Say how many lines of these entries include the word "name", and answer with the number alone.

----------

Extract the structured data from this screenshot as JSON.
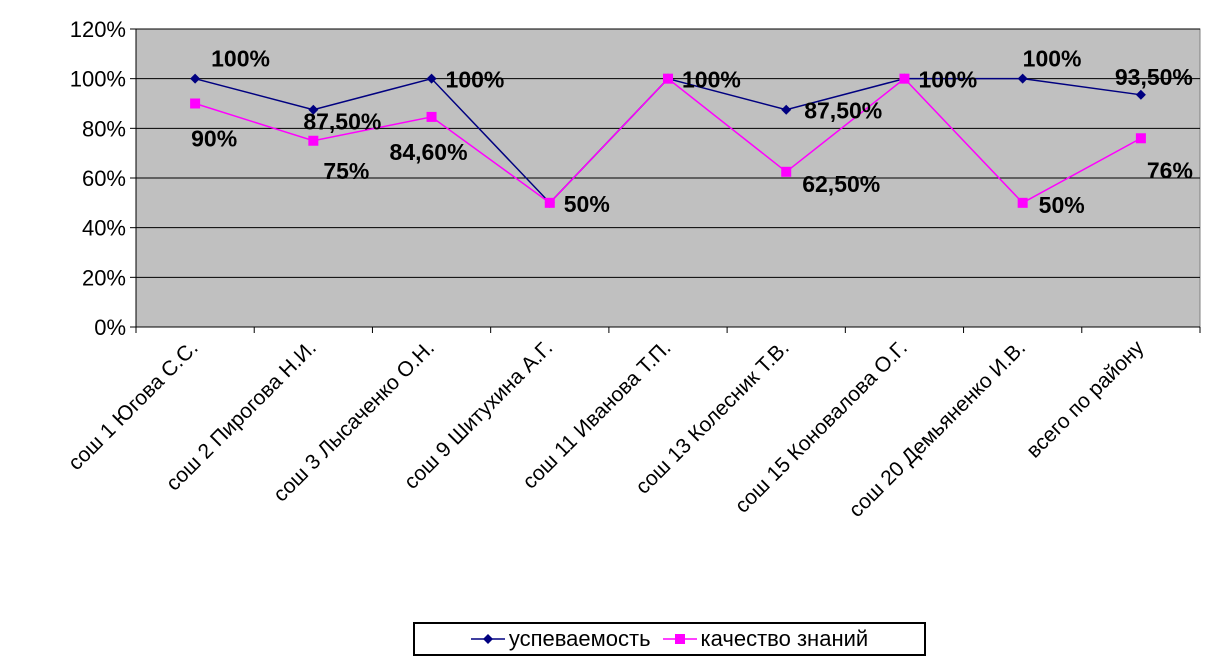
{
  "chart_data": {
    "type": "line",
    "categories": [
      "сош 1 Югова С.С.",
      "сош 2 Пирогова Н.И.",
      "сош 3 Лысаченко О.Н.",
      "сош 9 Шитухина А.Г.",
      "сош 11 Иванова Т.П.",
      "сош 13 Колесник Т.В.",
      "сош 15 Коновалова О.Г.",
      "сош 20 Демьяненко И.В.",
      "всего по району"
    ],
    "series": [
      {
        "name": "успеваемость",
        "color": "#000080",
        "marker": "diamond",
        "values": [
          100,
          87.5,
          100,
          50,
          100,
          87.5,
          100,
          100,
          93.5
        ],
        "labels": [
          "100%",
          "87,50%",
          "100%",
          "50%",
          "100%",
          "87,50%",
          "100%",
          "100%",
          "93,50%"
        ]
      },
      {
        "name": "качество знаний",
        "color": "#ff00ff",
        "marker": "square",
        "values": [
          90,
          75,
          84.6,
          50,
          100,
          62.5,
          100,
          50,
          76
        ],
        "labels": [
          "90%",
          "75%",
          "84,60%",
          "50%",
          "100%",
          "62,50%",
          "100%",
          "50%",
          "76%"
        ]
      }
    ],
    "y_ticks": [
      "0%",
      "20%",
      "40%",
      "60%",
      "80%",
      "100%",
      "120%"
    ],
    "ylim": [
      0,
      120
    ],
    "y_step": 20,
    "grid": true,
    "plot_background": "#c0c0c0",
    "legend_position": "bottom"
  }
}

----------

FINAL RESULT: 2